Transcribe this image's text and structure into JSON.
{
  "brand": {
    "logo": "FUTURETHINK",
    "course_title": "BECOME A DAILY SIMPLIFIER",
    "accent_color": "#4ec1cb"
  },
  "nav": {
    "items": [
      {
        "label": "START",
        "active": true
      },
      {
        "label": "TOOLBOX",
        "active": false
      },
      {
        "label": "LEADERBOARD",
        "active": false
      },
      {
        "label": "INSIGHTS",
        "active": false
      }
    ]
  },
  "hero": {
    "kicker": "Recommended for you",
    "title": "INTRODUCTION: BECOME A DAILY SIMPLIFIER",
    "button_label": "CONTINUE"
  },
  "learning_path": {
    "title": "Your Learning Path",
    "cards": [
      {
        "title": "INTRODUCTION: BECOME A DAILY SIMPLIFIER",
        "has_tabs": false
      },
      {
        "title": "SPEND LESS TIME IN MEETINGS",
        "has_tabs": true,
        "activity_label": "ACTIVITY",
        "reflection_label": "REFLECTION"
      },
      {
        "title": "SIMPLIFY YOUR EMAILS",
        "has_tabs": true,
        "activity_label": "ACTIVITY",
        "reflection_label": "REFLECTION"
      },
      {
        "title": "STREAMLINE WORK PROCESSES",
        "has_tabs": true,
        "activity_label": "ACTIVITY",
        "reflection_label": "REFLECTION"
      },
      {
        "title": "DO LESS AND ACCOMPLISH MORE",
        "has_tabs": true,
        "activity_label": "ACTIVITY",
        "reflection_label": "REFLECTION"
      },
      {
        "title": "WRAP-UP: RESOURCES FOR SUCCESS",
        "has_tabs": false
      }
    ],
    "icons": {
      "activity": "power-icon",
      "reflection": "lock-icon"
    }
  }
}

_ _ _ _ _

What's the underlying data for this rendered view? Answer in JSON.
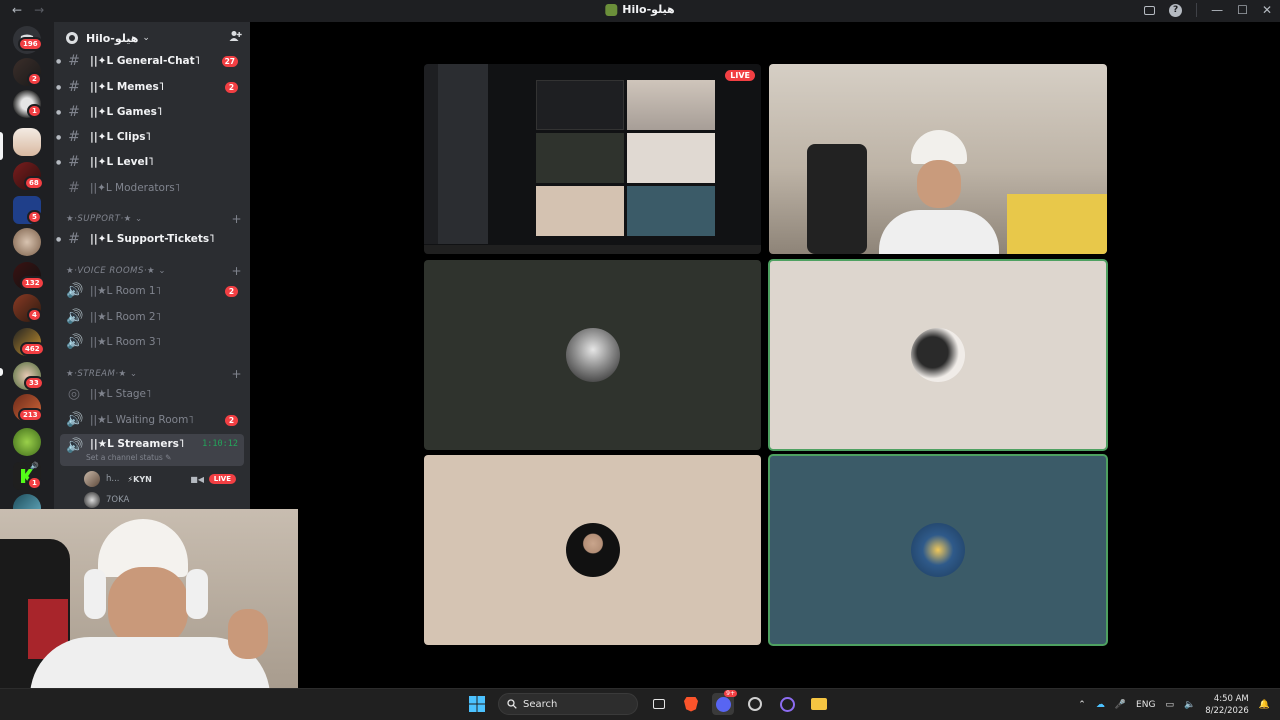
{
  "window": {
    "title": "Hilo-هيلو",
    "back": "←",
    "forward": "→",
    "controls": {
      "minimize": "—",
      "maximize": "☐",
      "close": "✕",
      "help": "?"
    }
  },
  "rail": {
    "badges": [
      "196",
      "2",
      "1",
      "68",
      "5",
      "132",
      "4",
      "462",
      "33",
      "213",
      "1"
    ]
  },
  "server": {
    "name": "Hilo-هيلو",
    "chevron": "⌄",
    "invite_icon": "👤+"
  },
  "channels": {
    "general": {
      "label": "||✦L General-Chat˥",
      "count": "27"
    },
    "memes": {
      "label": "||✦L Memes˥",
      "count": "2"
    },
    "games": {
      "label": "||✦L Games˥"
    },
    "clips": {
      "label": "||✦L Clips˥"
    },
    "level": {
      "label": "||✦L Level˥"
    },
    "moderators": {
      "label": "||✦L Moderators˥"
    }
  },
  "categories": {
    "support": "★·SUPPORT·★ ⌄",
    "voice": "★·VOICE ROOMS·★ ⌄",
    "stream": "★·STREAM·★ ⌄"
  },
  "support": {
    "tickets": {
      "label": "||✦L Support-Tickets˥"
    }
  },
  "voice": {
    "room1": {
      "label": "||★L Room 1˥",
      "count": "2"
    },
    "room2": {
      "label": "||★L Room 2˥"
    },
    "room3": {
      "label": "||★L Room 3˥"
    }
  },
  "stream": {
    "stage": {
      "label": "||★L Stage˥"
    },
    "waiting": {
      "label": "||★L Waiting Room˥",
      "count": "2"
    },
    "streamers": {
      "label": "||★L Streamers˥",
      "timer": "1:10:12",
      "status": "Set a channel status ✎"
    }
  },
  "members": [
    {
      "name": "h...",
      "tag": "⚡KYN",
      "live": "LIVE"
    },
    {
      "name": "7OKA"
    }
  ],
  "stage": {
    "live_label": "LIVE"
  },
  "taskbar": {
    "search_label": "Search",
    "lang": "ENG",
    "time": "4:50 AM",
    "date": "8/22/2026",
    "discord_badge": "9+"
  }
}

_ _ _ _ _

> _What is required_
Of all the lines above, how many contain the word "SIMPLIFIER"? Answer with only the number.

> _Result of the exercise_
3